● **What is required**: Find the word "with" in the data. Return every line where it appears.

● **Provided data**:

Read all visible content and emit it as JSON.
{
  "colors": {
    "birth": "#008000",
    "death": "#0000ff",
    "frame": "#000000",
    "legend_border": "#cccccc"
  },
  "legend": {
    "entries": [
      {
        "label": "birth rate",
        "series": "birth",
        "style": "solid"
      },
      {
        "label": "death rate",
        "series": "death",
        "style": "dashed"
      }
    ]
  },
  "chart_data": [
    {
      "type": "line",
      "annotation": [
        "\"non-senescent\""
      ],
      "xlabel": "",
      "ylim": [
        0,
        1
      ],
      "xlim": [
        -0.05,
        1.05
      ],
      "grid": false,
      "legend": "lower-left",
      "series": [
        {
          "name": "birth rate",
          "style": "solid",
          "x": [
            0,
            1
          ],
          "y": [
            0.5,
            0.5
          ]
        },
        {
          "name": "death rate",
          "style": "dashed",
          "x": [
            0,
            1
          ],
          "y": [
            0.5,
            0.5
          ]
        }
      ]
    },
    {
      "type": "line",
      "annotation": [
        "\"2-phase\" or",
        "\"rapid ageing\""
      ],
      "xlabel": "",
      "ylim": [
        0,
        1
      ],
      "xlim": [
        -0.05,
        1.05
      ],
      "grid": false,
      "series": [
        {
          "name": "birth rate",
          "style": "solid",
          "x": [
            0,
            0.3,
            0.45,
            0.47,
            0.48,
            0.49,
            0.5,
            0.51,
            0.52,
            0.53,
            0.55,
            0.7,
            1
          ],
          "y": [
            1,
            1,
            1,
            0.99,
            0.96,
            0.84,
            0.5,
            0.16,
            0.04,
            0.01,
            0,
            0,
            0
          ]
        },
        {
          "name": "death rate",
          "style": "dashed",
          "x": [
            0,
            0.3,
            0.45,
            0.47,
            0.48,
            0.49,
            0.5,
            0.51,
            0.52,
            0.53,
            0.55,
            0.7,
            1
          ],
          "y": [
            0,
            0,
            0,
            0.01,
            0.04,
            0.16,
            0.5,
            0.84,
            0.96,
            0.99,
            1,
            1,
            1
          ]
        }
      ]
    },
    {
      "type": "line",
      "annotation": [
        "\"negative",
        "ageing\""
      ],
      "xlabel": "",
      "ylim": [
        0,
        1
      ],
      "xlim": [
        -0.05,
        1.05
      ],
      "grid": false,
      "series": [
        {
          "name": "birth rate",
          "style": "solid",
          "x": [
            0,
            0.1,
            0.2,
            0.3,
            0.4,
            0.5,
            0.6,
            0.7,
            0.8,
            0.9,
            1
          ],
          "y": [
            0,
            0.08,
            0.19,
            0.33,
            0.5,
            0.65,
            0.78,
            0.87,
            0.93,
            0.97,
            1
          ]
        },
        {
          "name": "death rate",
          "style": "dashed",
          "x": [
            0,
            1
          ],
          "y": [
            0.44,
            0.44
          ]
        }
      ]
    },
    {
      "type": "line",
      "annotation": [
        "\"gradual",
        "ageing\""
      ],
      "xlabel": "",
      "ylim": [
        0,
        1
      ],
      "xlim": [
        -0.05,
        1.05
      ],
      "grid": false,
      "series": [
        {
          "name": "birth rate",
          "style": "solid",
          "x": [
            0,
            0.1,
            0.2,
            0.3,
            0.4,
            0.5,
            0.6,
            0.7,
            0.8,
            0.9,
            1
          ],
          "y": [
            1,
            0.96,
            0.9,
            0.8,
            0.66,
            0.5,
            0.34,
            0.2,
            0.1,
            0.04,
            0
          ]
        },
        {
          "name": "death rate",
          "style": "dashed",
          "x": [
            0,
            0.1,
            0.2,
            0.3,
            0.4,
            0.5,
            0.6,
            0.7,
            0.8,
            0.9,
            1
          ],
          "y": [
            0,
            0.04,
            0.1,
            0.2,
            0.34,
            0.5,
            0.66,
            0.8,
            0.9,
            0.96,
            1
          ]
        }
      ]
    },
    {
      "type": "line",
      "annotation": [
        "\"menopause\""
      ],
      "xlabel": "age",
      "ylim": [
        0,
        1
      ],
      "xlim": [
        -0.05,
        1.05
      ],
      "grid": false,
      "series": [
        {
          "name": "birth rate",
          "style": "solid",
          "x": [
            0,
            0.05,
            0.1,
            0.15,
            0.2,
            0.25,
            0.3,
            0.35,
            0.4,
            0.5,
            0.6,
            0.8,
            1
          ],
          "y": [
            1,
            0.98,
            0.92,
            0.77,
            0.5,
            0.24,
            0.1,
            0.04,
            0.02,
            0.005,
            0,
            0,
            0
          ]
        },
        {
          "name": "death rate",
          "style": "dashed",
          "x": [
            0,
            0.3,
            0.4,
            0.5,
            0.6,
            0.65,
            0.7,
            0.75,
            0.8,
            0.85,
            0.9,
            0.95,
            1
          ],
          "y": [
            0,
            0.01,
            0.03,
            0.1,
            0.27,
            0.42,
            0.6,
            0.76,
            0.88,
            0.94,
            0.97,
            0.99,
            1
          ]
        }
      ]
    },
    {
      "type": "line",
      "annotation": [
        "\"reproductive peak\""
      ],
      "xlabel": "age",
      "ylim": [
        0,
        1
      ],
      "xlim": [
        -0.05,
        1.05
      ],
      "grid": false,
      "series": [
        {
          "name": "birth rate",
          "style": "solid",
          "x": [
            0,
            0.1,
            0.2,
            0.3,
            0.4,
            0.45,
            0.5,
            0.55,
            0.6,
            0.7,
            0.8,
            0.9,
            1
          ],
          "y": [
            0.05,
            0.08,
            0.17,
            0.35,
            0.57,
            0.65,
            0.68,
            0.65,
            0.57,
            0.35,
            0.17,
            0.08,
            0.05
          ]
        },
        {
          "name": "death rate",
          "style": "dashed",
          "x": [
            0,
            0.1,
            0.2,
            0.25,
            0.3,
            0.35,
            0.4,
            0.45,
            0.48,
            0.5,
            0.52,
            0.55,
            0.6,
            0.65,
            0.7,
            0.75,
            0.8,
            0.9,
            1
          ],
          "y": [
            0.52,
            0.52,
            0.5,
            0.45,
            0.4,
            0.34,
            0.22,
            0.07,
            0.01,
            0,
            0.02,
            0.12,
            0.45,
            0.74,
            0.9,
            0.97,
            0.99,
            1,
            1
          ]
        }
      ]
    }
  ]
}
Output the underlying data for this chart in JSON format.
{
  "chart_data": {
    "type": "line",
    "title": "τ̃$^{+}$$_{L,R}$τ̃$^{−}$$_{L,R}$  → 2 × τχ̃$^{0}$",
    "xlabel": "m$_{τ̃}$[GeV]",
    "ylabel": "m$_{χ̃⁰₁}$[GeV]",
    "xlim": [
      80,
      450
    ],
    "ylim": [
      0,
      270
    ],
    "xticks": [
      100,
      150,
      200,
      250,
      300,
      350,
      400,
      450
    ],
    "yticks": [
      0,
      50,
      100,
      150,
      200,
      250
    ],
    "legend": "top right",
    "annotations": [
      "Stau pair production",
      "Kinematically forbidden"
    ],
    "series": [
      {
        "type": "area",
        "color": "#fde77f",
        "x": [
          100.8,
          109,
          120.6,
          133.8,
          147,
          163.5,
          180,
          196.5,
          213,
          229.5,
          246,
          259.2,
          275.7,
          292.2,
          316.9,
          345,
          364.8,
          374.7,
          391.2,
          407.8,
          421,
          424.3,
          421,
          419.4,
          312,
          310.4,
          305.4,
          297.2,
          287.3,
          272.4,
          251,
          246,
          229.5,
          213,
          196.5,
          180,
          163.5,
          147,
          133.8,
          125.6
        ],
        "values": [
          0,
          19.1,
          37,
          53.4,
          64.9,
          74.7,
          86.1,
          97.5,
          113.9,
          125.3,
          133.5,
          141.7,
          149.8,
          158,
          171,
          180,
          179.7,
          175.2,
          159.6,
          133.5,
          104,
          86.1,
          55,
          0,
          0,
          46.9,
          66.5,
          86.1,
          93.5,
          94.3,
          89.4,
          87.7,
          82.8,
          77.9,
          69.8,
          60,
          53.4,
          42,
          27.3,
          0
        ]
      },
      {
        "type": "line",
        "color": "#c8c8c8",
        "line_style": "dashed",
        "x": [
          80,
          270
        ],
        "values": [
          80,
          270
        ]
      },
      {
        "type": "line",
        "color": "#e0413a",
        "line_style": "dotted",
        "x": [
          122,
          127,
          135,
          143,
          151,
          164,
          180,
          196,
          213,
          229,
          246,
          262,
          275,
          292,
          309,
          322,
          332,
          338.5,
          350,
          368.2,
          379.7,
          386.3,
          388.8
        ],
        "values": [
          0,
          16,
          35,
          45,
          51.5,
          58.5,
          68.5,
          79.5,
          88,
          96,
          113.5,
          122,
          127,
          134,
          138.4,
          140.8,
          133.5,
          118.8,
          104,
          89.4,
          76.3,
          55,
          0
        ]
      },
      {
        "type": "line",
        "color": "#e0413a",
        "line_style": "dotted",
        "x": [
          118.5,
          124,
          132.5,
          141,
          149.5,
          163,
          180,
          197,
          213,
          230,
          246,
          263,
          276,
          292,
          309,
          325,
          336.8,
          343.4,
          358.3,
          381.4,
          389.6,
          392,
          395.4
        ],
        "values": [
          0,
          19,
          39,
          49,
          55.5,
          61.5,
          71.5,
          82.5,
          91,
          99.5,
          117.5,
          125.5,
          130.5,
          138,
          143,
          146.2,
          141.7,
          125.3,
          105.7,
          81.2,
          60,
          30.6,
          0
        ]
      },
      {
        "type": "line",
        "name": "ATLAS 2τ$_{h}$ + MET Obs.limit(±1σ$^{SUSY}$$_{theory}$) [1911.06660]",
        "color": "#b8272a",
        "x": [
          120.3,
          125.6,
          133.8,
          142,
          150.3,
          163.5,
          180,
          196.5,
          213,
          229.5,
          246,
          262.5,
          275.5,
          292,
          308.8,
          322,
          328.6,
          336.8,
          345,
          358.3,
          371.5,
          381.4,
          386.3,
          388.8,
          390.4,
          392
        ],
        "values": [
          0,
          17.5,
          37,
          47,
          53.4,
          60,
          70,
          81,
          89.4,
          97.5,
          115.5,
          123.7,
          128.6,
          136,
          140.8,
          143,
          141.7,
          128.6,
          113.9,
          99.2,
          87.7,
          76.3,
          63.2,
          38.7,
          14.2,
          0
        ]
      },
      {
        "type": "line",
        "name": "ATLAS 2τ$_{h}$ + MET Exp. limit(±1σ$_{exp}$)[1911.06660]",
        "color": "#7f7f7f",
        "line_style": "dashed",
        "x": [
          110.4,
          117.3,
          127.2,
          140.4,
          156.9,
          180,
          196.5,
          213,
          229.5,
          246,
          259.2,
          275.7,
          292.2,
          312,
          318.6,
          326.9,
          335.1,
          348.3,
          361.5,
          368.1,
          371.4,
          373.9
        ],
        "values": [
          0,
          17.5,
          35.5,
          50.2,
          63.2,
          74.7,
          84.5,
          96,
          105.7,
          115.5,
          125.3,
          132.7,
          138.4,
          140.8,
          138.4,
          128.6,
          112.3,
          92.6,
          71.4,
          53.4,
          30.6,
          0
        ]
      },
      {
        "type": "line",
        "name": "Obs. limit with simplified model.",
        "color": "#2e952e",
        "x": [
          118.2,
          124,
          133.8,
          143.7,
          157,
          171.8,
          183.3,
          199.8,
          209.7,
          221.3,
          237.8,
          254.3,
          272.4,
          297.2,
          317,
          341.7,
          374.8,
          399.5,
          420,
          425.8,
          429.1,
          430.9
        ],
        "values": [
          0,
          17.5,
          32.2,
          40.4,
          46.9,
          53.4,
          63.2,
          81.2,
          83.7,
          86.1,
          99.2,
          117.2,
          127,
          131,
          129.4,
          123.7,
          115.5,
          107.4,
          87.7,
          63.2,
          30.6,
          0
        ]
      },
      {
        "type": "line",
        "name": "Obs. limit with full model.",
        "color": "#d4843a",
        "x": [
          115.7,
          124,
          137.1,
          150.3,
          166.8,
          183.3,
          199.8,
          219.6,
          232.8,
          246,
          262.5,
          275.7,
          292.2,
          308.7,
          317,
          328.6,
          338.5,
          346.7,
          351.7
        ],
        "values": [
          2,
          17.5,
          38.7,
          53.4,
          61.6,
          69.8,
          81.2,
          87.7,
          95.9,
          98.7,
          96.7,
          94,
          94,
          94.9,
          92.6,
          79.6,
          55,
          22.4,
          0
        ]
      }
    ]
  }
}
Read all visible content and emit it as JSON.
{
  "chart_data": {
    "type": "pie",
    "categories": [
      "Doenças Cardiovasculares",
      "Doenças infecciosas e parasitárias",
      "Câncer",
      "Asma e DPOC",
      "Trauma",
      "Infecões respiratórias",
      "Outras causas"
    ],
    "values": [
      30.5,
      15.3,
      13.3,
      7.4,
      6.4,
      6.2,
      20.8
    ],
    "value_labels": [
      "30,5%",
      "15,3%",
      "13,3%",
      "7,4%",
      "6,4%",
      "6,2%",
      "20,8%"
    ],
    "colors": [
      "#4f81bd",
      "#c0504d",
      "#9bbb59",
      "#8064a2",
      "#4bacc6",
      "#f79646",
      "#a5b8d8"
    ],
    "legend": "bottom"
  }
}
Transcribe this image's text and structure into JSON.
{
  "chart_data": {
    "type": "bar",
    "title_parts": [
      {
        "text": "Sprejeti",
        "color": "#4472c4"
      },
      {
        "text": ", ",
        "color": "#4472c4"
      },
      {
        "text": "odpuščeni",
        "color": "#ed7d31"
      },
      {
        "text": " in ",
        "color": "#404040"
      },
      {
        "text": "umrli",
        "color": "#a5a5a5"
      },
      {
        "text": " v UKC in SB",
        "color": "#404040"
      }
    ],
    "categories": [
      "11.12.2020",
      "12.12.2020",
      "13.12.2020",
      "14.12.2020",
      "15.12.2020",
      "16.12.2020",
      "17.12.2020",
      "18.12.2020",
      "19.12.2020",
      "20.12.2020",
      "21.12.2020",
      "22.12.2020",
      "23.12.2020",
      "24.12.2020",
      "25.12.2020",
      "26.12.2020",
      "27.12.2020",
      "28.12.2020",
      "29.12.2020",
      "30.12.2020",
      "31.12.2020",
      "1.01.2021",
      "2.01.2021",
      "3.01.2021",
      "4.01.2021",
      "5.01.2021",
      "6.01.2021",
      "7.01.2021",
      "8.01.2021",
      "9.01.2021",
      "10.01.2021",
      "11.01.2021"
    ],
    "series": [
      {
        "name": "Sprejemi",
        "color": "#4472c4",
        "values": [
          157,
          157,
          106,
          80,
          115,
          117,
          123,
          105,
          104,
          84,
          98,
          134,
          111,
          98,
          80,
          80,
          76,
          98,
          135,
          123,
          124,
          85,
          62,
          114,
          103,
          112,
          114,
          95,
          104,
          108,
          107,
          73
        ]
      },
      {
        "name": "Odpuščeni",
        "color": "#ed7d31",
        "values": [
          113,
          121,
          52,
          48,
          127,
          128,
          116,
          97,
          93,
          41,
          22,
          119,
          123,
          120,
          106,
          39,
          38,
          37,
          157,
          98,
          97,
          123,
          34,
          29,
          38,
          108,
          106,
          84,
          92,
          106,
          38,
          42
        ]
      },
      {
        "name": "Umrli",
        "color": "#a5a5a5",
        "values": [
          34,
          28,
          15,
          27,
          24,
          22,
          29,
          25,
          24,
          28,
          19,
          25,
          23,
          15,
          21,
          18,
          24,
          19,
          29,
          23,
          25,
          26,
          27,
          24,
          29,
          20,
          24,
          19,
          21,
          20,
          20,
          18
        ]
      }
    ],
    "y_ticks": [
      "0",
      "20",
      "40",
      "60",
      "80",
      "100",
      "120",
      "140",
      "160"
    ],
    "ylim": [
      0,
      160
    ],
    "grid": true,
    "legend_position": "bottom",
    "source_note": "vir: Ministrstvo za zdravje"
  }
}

● **Output below**:
        "name": "Obs. limit with simplified model.",
        "name": "Obs. limit with full model.",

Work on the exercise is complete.